**Task instructions**
Copy every line of the data exactly, leaving nothing out.

+-------+

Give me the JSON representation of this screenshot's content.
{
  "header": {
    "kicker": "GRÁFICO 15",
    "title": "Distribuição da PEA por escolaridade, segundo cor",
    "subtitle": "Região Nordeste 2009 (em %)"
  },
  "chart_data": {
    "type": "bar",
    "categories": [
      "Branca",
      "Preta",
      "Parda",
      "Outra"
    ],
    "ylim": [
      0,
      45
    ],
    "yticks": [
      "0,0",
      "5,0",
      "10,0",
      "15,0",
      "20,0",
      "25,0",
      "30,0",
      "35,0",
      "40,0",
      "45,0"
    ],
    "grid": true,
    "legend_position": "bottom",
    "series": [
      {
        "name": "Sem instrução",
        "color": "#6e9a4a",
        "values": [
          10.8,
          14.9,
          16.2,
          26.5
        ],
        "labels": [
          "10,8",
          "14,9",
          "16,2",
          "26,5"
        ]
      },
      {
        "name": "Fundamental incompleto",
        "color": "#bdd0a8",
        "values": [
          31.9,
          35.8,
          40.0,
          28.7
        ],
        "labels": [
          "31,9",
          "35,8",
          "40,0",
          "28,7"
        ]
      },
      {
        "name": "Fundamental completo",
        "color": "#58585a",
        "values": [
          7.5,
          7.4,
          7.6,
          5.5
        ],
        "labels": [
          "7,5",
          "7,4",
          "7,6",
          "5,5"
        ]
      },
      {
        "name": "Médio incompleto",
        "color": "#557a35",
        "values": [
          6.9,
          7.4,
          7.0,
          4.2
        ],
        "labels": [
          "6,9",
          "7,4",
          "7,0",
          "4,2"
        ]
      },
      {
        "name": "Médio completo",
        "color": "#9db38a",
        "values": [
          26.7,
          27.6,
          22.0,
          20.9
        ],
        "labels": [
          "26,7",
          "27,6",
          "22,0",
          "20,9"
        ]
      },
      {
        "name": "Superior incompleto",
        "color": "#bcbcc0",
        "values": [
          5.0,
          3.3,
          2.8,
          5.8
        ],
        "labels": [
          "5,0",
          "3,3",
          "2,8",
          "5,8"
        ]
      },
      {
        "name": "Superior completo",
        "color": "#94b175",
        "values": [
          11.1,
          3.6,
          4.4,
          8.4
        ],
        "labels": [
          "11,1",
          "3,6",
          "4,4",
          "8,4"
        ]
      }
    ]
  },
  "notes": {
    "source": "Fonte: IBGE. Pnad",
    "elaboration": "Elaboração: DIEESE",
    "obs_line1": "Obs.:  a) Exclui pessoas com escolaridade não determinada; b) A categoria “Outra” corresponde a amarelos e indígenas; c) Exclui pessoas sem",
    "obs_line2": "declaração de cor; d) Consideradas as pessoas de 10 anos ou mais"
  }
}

+-------+

**Task answer**
Give me the JSON representation of this screenshot's content.
{
  "header": {
    "kicker": "GRÁFICO 15",
    "title": "Distribuição da PEA por escolaridade, segundo cor",
    "subtitle": "Região Nordeste 2009 (em %)"
  },
  "chart_data": {
    "type": "bar",
    "categories": [
      "Branca",
      "Preta",
      "Parda",
      "Outra"
    ],
    "ylim": [
      0,
      45
    ],
    "yticks": [
      "0,0",
      "5,0",
      "10,0",
      "15,0",
      "20,0",
      "25,0",
      "30,0",
      "35,0",
      "40,0",
      "45,0"
    ],
    "grid": true,
    "legend_position": "bottom",
    "series": [
      {
        "name": "Sem instrução",
        "color": "#6e9a4a",
        "values": [
          10.8,
          14.9,
          16.2,
          26.5
        ],
        "labels": [
          "10,8",
          "14,9",
          "16,2",
          "26,5"
        ]
      },
      {
        "name": "Fundamental incompleto",
        "color": "#bdd0a8",
        "values": [
          31.9,
          35.8,
          40.0,
          28.7
        ],
        "labels": [
          "31,9",
          "35,8",
          "40,0",
          "28,7"
        ]
      },
      {
        "name": "Fundamental completo",
        "color": "#58585a",
        "values": [
          7.5,
          7.4,
          7.6,
          5.5
        ],
        "labels": [
          "7,5",
          "7,4",
          "7,6",
          "5,5"
        ]
      },
      {
        "name": "Médio incompleto",
        "color": "#557a35",
        "values": [
          6.9,
          7.4,
          7.0,
          4.2
        ],
        "labels": [
          "6,9",
          "7,4",
          "7,0",
          "4,2"
        ]
      },
      {
        "name": "Médio completo",
        "color": "#9db38a",
        "values": [
          26.7,
          27.6,
          22.0,
          20.9
        ],
        "labels": [
          "26,7",
          "27,6",
          "22,0",
          "20,9"
        ]
      },
      {
        "name": "Superior incompleto",
        "color": "#bcbcc0",
        "values": [
          5.0,
          3.3,
          2.8,
          5.8
        ],
        "labels": [
          "5,0",
          "3,3",
          "2,8",
          "5,8"
        ]
      },
      {
        "name": "Superior completo",
        "color": "#94b175",
        "values": [
          11.1,
          3.6,
          4.4,
          8.4
        ],
        "labels": [
          "11,1",
          "3,6",
          "4,4",
          "8,4"
        ]
      }
    ]
  },
  "notes": {
    "source": "Fonte: IBGE. Pnad",
    "elaboration": "Elaboração: DIEESE",
    "obs_line1": "Obs.:  a) Exclui pessoas com escolaridade não determinada; b) A categoria “Outra” corresponde a amarelos e indígenas; c) Exclui pessoas sem",
    "obs_line2": "declaração de cor; d) Consideradas as pessoas de 10 anos ou mais"
  }
}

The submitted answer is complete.